(Data entries)
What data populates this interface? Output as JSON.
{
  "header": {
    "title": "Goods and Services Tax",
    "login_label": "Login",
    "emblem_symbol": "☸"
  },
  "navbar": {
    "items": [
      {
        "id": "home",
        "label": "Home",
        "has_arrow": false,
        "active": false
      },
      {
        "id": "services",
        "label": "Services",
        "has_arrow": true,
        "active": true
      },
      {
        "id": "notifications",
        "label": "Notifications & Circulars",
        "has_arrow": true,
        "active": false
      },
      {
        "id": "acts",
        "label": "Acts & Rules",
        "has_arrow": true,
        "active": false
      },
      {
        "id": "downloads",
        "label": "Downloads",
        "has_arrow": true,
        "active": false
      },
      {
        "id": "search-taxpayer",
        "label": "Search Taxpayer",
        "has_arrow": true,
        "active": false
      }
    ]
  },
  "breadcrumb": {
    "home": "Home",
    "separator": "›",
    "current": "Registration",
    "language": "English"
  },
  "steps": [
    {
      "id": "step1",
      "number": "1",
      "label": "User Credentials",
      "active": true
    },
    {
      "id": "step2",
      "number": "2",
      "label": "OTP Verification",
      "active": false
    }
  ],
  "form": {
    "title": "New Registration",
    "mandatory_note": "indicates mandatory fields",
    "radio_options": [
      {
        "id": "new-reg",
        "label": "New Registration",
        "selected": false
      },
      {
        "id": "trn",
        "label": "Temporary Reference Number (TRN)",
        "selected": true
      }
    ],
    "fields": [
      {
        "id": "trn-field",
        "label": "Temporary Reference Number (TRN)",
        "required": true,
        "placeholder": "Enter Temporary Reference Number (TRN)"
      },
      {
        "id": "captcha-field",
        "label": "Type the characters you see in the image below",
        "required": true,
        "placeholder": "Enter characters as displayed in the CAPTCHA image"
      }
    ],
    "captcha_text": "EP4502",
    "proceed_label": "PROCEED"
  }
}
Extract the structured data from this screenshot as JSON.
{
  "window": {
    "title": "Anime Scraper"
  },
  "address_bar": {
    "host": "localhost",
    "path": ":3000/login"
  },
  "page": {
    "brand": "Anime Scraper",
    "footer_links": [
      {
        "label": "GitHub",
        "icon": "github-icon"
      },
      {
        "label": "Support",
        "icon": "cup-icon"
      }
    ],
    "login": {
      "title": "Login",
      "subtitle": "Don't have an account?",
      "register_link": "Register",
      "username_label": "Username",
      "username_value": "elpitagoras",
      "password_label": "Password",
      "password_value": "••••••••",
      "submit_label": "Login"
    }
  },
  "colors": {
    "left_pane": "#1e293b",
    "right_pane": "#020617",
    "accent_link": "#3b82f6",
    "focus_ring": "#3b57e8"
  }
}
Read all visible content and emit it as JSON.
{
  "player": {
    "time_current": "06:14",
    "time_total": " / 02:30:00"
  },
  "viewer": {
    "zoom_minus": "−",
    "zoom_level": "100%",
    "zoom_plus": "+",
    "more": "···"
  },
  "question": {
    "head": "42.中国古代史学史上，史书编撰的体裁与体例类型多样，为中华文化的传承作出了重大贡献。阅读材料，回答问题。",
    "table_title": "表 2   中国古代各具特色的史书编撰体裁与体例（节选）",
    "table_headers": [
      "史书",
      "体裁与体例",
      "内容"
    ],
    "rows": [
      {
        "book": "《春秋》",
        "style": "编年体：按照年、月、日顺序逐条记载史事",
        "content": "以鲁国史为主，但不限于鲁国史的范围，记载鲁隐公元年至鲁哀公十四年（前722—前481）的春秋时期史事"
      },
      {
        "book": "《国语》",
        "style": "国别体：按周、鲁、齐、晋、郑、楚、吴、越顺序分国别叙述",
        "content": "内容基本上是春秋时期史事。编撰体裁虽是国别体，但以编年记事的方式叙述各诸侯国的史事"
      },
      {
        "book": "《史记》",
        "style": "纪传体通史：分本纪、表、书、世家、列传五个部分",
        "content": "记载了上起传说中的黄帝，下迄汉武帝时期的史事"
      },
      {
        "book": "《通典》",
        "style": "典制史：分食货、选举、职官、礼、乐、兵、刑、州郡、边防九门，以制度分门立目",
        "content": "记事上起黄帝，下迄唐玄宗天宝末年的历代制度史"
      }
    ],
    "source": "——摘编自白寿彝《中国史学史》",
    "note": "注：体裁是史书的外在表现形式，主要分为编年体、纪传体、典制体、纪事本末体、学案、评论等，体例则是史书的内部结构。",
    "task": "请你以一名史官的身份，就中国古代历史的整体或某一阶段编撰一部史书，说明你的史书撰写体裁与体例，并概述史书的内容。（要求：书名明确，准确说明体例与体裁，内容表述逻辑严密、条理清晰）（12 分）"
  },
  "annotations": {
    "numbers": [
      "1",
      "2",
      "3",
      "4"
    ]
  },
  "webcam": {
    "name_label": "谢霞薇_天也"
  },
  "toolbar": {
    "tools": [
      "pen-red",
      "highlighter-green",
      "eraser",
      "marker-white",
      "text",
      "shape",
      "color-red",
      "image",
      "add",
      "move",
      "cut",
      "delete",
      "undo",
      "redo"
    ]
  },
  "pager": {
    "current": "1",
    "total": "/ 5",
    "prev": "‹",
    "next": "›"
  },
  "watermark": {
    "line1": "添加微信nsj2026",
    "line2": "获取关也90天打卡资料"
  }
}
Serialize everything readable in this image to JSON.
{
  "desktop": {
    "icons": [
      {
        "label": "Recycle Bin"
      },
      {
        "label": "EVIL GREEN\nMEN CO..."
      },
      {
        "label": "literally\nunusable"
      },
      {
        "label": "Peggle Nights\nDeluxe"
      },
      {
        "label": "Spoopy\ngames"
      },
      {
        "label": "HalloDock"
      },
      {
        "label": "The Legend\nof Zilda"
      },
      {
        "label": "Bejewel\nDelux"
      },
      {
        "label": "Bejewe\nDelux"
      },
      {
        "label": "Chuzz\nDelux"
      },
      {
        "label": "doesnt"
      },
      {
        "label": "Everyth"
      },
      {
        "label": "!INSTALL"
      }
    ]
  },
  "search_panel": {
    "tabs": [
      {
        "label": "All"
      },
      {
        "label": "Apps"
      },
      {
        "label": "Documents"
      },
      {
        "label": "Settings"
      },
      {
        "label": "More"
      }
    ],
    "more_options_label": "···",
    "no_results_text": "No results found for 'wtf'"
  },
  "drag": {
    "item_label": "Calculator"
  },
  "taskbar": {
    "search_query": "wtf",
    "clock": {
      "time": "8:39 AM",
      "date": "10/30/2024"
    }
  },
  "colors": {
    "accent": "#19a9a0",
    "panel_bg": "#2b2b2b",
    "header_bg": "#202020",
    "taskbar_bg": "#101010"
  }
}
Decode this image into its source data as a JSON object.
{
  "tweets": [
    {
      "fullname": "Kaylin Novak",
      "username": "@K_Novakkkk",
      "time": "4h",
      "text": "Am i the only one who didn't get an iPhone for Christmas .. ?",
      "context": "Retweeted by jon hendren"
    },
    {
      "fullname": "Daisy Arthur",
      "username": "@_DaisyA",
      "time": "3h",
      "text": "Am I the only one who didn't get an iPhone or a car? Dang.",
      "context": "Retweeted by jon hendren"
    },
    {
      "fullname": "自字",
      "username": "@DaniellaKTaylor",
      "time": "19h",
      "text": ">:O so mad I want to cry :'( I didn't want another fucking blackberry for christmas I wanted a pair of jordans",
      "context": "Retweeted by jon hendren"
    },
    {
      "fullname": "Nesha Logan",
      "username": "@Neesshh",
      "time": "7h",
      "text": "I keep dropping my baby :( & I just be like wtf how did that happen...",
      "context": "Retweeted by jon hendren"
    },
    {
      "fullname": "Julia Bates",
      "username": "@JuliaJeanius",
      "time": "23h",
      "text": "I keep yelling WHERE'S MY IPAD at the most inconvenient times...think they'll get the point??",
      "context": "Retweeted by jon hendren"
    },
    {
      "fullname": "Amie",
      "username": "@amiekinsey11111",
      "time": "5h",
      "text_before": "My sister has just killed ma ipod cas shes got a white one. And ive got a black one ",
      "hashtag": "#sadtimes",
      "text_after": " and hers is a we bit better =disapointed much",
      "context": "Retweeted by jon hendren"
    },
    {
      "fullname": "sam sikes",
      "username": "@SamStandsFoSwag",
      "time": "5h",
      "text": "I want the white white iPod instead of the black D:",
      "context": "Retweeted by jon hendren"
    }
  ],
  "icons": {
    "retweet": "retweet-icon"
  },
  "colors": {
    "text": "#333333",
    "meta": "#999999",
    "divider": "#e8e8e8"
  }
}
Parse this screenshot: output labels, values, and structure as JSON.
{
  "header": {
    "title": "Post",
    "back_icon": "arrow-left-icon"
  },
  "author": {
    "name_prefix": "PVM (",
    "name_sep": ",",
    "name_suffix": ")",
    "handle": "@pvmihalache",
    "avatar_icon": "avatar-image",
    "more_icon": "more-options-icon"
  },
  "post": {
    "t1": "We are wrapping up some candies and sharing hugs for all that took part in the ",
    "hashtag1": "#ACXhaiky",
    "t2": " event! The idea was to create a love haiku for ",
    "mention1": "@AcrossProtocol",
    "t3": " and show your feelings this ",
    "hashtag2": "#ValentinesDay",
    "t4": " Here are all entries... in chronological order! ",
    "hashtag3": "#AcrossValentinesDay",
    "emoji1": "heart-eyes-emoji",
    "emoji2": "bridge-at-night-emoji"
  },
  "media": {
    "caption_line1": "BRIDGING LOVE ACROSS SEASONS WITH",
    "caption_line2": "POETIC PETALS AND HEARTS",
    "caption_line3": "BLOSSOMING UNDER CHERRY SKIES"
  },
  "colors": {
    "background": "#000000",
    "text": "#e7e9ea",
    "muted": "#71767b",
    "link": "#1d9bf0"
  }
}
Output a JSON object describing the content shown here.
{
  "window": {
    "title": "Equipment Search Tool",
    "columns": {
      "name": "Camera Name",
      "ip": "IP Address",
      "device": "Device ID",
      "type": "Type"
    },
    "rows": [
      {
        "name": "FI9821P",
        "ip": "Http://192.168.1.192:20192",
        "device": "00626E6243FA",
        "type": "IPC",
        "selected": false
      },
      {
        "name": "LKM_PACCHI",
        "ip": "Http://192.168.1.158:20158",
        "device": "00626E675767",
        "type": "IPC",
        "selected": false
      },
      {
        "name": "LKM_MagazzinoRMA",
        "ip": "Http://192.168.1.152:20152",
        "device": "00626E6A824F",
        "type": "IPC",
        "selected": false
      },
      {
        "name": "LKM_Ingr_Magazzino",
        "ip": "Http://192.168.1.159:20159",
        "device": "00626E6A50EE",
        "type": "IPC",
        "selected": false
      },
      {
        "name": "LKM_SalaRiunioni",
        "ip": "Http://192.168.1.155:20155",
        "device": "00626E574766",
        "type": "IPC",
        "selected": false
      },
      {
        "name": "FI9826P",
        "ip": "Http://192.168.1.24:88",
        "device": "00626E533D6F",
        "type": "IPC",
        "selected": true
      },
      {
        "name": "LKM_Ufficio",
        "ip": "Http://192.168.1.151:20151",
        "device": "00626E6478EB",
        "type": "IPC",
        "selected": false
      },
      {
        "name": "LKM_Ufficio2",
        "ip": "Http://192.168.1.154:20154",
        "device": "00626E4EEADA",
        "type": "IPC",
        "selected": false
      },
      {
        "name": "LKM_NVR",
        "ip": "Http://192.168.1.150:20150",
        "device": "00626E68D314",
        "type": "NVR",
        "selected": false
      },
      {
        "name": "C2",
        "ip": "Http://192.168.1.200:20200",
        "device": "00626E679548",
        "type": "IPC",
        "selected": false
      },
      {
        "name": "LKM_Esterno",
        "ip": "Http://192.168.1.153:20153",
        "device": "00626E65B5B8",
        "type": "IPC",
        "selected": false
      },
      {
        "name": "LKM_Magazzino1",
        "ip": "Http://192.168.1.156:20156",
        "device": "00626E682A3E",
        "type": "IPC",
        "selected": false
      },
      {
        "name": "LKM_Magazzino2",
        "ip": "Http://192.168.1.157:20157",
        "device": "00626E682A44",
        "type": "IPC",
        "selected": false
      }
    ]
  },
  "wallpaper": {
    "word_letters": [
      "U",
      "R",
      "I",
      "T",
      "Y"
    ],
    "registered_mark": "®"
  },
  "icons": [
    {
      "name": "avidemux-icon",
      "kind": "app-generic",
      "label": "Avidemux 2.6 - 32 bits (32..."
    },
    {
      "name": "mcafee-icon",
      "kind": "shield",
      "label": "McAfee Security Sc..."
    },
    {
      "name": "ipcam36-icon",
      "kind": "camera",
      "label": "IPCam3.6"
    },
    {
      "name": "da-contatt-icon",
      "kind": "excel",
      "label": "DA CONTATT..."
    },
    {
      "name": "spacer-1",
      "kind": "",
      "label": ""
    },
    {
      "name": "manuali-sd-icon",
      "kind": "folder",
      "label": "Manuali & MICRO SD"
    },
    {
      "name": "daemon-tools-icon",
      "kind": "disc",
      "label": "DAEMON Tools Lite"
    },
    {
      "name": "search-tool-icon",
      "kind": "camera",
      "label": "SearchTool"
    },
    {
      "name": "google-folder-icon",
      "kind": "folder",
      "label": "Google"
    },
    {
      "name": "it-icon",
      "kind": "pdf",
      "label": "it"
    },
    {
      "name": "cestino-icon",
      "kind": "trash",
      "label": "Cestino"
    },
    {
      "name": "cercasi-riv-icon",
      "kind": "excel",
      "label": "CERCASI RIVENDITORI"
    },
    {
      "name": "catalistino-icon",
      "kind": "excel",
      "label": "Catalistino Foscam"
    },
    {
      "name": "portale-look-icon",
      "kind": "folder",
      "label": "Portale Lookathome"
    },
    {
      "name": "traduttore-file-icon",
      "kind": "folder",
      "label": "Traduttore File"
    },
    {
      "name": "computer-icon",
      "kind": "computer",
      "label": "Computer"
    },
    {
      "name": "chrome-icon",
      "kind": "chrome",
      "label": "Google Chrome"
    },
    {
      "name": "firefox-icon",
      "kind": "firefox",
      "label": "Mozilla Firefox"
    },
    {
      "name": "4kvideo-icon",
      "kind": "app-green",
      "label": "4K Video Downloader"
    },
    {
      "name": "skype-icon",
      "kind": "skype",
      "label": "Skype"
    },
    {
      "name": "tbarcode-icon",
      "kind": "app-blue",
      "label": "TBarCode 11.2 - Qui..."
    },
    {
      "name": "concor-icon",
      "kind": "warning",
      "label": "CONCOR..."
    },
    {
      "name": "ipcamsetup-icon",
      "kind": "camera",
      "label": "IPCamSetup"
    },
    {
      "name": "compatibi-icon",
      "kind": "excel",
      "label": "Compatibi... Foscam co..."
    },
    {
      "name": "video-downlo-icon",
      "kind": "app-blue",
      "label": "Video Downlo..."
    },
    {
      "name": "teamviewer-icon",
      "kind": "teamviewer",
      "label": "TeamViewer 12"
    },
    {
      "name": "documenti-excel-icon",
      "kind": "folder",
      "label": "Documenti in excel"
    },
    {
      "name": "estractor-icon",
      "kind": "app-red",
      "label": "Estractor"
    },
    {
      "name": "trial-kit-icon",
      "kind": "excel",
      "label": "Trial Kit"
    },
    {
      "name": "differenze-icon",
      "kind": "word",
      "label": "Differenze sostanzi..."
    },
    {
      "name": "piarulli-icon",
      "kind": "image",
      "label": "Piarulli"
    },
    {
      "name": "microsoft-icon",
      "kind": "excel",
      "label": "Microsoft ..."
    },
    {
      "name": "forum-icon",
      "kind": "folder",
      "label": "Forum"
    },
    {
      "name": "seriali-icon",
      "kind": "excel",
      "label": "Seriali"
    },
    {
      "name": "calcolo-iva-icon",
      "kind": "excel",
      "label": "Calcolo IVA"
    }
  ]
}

▶ Aim of the exercise
Search the listing for the word "source". Copy every line in which it occurs.

▶ Result of the exercise
    "source": "——摘编自白寿彝《中国史学史》",
Decode this image into its source data as a JSON object.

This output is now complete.